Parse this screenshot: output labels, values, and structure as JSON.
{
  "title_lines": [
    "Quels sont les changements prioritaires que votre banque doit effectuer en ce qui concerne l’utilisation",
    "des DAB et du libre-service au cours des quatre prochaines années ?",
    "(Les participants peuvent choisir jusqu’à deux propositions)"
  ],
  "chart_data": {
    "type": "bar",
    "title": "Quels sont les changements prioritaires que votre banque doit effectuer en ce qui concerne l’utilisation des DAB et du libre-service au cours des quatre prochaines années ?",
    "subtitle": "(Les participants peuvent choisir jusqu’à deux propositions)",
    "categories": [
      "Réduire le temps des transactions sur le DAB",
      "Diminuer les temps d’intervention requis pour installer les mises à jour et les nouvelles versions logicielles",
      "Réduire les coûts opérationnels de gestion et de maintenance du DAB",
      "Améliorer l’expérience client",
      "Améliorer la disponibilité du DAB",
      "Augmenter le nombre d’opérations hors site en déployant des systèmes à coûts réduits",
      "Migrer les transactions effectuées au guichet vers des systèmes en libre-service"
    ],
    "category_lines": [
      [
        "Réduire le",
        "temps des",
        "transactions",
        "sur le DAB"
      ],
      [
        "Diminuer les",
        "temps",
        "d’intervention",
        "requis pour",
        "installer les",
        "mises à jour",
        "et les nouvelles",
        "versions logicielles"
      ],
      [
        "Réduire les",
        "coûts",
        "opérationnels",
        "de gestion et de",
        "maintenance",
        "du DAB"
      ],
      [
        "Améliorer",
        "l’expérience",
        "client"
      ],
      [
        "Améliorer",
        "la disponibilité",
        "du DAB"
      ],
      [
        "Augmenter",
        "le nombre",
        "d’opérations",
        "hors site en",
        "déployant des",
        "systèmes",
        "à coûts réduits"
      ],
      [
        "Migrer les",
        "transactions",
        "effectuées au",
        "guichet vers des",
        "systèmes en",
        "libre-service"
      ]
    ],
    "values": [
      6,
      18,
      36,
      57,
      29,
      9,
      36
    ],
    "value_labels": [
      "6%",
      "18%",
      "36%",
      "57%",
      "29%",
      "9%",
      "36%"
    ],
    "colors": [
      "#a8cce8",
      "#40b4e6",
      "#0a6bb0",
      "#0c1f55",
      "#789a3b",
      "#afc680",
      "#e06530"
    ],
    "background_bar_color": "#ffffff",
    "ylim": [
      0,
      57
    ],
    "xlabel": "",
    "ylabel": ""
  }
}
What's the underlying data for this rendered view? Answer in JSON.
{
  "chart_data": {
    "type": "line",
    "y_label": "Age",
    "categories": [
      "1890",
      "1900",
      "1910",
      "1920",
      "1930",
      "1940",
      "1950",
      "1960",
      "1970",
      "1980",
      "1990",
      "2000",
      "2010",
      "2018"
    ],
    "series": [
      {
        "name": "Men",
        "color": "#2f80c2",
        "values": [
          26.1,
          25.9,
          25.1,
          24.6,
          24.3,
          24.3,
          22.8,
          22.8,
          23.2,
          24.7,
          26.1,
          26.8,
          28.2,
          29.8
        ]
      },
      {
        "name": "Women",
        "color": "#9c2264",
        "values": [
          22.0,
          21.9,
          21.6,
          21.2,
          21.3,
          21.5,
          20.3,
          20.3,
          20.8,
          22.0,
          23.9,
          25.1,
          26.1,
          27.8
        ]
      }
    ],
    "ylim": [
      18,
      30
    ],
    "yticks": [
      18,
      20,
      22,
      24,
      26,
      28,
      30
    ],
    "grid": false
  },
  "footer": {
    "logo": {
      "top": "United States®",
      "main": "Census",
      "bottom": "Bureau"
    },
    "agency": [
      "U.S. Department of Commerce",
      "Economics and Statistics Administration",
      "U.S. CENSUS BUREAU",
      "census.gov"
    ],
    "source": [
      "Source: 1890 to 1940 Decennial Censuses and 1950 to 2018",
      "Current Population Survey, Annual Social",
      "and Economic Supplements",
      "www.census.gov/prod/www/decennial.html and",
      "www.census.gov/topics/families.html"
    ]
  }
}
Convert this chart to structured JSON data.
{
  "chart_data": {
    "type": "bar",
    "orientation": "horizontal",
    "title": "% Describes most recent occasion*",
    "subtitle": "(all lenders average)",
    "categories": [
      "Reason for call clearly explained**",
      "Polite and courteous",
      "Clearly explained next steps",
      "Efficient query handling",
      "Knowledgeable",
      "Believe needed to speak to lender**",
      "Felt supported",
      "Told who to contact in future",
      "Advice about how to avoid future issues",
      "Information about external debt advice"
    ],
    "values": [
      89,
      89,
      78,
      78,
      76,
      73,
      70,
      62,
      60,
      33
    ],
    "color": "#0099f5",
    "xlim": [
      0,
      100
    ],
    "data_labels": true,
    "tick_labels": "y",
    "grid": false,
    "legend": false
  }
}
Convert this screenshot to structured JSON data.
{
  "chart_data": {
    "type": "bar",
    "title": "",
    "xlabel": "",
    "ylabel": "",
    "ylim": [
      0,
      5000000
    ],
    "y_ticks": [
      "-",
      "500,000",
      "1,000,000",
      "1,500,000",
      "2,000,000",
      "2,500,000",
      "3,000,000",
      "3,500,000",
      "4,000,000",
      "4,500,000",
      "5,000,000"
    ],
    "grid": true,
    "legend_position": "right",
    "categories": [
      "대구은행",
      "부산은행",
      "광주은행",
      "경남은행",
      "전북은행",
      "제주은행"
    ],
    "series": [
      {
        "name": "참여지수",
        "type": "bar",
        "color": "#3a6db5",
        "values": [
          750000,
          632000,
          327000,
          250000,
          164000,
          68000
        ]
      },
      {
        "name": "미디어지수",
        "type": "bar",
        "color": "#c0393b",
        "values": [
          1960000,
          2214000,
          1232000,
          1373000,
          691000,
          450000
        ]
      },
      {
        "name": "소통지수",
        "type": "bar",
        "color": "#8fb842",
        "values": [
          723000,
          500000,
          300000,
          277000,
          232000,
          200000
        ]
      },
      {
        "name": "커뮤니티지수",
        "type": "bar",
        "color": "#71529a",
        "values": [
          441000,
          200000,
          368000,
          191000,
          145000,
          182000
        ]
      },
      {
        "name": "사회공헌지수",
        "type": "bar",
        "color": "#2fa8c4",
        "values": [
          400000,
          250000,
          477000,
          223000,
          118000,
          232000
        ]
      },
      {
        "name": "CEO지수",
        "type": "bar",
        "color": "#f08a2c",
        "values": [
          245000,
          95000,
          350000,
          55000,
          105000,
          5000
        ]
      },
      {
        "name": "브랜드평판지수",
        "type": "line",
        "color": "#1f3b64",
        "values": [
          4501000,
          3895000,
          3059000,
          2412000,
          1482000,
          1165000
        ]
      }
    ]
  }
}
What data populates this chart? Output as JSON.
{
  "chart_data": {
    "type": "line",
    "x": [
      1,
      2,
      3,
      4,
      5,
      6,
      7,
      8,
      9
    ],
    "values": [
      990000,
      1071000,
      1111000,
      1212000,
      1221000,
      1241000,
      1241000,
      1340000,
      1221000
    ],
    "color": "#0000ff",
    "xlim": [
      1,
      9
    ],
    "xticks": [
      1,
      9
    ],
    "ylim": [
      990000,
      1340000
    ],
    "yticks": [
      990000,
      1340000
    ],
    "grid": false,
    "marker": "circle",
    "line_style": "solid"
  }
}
== == ==
Reproduce the records word for word.

Parse this screenshot: output labels, values, and structure as JSON.
{
  "title_lines": [
    "Quels sont les changements prioritaires que votre banque doit effectuer en ce qui concerne l’utilisation",
    "des DAB et du libre-service au cours des quatre prochaines années ?",
    "(Les participants peuvent choisir jusqu’à deux propositions)"
  ],
  "chart_data": {
    "type": "bar",
    "title": "Quels sont les changements prioritaires que votre banque doit effectuer en ce qui concerne l’utilisation des DAB et du libre-service au cours des quatre prochaines années ?",
    "subtitle": "(Les participants peuvent choisir jusqu’à deux propositions)",
    "categories": [
      "Réduire le temps des transactions sur le DAB",
      "Diminuer les temps d’intervention requis pour installer les mises à jour et les nouvelles versions logicielles",
      "Réduire les coûts opérationnels de gestion et de maintenance du DAB",
      "Améliorer l’expérience client",
      "Améliorer la disponibilité du DAB",
      "Augmenter le nombre d’opérations hors site en déployant des systèmes à coûts réduits",
      "Migrer les transactions effectuées au guichet vers des systèmes en libre-service"
    ],
    "category_lines": [
      [
        "Réduire le",
        "temps des",
        "transactions",
        "sur le DAB"
      ],
      [
        "Diminuer les",
        "temps",
        "d’intervention",
        "requis pour",
        "installer les",
        "mises à jour",
        "et les nouvelles",
        "versions logicielles"
      ],
      [
        "Réduire les",
        "coûts",
        "opérationnels",
        "de gestion et de",
        "maintenance",
        "du DAB"
      ],
      [
        "Améliorer",
        "l’expérience",
        "client"
      ],
      [
        "Améliorer",
        "la disponibilité",
        "du DAB"
      ],
      [
        "Augmenter",
        "le nombre",
        "d’opérations",
        "hors site en",
        "déployant des",
        "systèmes",
        "à coûts réduits"
      ],
      [
        "Migrer les",
        "transactions",
        "effectuées au",
        "guichet vers des",
        "systèmes en",
        "libre-service"
      ]
    ],
    "values": [
      6,
      18,
      36,
      57,
      29,
      9,
      36
    ],
    "value_labels": [
      "6%",
      "18%",
      "36%",
      "57%",
      "29%",
      "9%",
      "36%"
    ],
    "colors": [
      "#a8cce8",
      "#40b4e6",
      "#0a6bb0",
      "#0c1f55",
      "#789a3b",
      "#afc680",
      "#e06530"
    ],
    "background_bar_color": "#ffffff",
    "ylim": [
      0,
      57
    ],
    "xlabel": "",
    "ylabel": ""
  }
}
What's the underlying data for this rendered view? Answer in JSON.
{
  "chart_data": {
    "type": "line",
    "y_label": "Age",
    "categories": [
      "1890",
      "1900",
      "1910",
      "1920",
      "1930",
      "1940",
      "1950",
      "1960",
      "1970",
      "1980",
      "1990",
      "2000",
      "2010",
      "2018"
    ],
    "series": [
      {
        "name": "Men",
        "color": "#2f80c2",
        "values": [
          26.1,
          25.9,
          25.1,
          24.6,
          24.3,
          24.3,
          22.8,
          22.8,
          23.2,
          24.7,
          26.1,
          26.8,
          28.2,
          29.8
        ]
      },
      {
        "name": "Women",
        "color": "#9c2264",
        "values": [
          22.0,
          21.9,
          21.6,
          21.2,
          21.3,
          21.5,
          20.3,
          20.3,
          20.8,
          22.0,
          23.9,
          25.1,
          26.1,
          27.8
        ]
      }
    ],
    "ylim": [
      18,
      30
    ],
    "yticks": [
      18,
      20,
      22,
      24,
      26,
      28,
      30
    ],
    "grid": false
  },
  "footer": {
    "logo": {
      "top": "United States®",
      "main": "Census",
      "bottom": "Bureau"
    },
    "agency": [
      "U.S. Department of Commerce",
      "Economics and Statistics Administration",
      "U.S. CENSUS BUREAU",
      "census.gov"
    ],
    "source": [
      "Source: 1890 to 1940 Decennial Censuses and 1950 to 2018",
      "Current Population Survey, Annual Social",
      "and Economic Supplements",
      "www.census.gov/prod/www/decennial.html and",
      "www.census.gov/topics/families.html"
    ]
  }
}
Convert this chart to structured JSON data.
{
  "chart_data": {
    "type": "bar",
    "orientation": "horizontal",
    "title": "% Describes most recent occasion*",
    "subtitle": "(all lenders average)",
    "categories": [
      "Reason for call clearly explained**",
      "Polite and courteous",
      "Clearly explained next steps",
      "Efficient query handling",
      "Knowledgeable",
      "Believe needed to speak to lender**",
      "Felt supported",
      "Told who to contact in future",
      "Advice about how to avoid future issues",
      "Information about external debt advice"
    ],
    "values": [
      89,
      89,
      78,
      78,
      76,
      73,
      70,
      62,
      60,
      33
    ],
    "color": "#0099f5",
    "xlim": [
      0,
      100
    ],
    "data_labels": true,
    "tick_labels": "y",
    "grid": false,
    "legend": false
  }
}
Convert this screenshot to structured JSON data.
{
  "chart_data": {
    "type": "bar",
    "title": "",
    "xlabel": "",
    "ylabel": "",
    "ylim": [
      0,
      5000000
    ],
    "y_ticks": [
      "-",
      "500,000",
      "1,000,000",
      "1,500,000",
      "2,000,000",
      "2,500,000",
      "3,000,000",
      "3,500,000",
      "4,000,000",
      "4,500,000",
      "5,000,000"
    ],
    "grid": true,
    "legend_position": "right",
    "categories": [
      "대구은행",
      "부산은행",
      "광주은행",
      "경남은행",
      "전북은행",
      "제주은행"
    ],
    "series": [
      {
        "name": "참여지수",
        "type": "bar",
        "color": "#3a6db5",
        "values": [
          750000,
          632000,
          327000,
          250000,
          164000,
          68000
        ]
      },
      {
        "name": "미디어지수",
        "type": "bar",
        "color": "#c0393b",
        "values": [
          1960000,
          2214000,
          1232000,
          1373000,
          691000,
          450000
        ]
      },
      {
        "name": "소통지수",
        "type": "bar",
        "color": "#8fb842",
        "values": [
          723000,
          500000,
          300000,
          277000,
          232000,
          200000
        ]
      },
      {
        "name": "커뮤니티지수",
        "type": "bar",
        "color": "#71529a",
        "values": [
          441000,
          200000,
          368000,
          191000,
          145000,
          182000
        ]
      },
      {
        "name": "사회공헌지수",
        "type": "bar",
        "color": "#2fa8c4",
        "values": [
          400000,
          250000,
          477000,
          223000,
          118000,
          232000
        ]
      },
      {
        "name": "CEO지수",
        "type": "bar",
        "color": "#f08a2c",
        "values": [
          245000,
          95000,
          350000,
          55000,
          105000,
          5000
        ]
      },
      {
        "name": "브랜드평판지수",
        "type": "line",
        "color": "#1f3b64",
        "values": [
          4501000,
          3895000,
          3059000,
          2412000,
          1482000,
          1165000
        ]
      }
    ]
  }
}
What data populates this chart? Output as JSON.
{
  "chart_data": {
    "type": "line",
    "x": [
      1,
      2,
      3,
      4,
      5,
      6,
      7,
      8,
      9
    ],
    "values": [
      990000,
      1071000,
      1111000,
      1212000,
      1221000,
      1241000,
      1241000,
      1340000,
      1221000
    ],
    "color": "#0000ff",
    "xlim": [
      1,
      9
    ],
    "xticks": [
      1,
      9
    ],
    "ylim": [
      990000,
      1340000
    ],
    "yticks": [
      990000,
      1340000
    ],
    "grid": false,
    "marker": "circle",
    "line_style": "solid"
  }
}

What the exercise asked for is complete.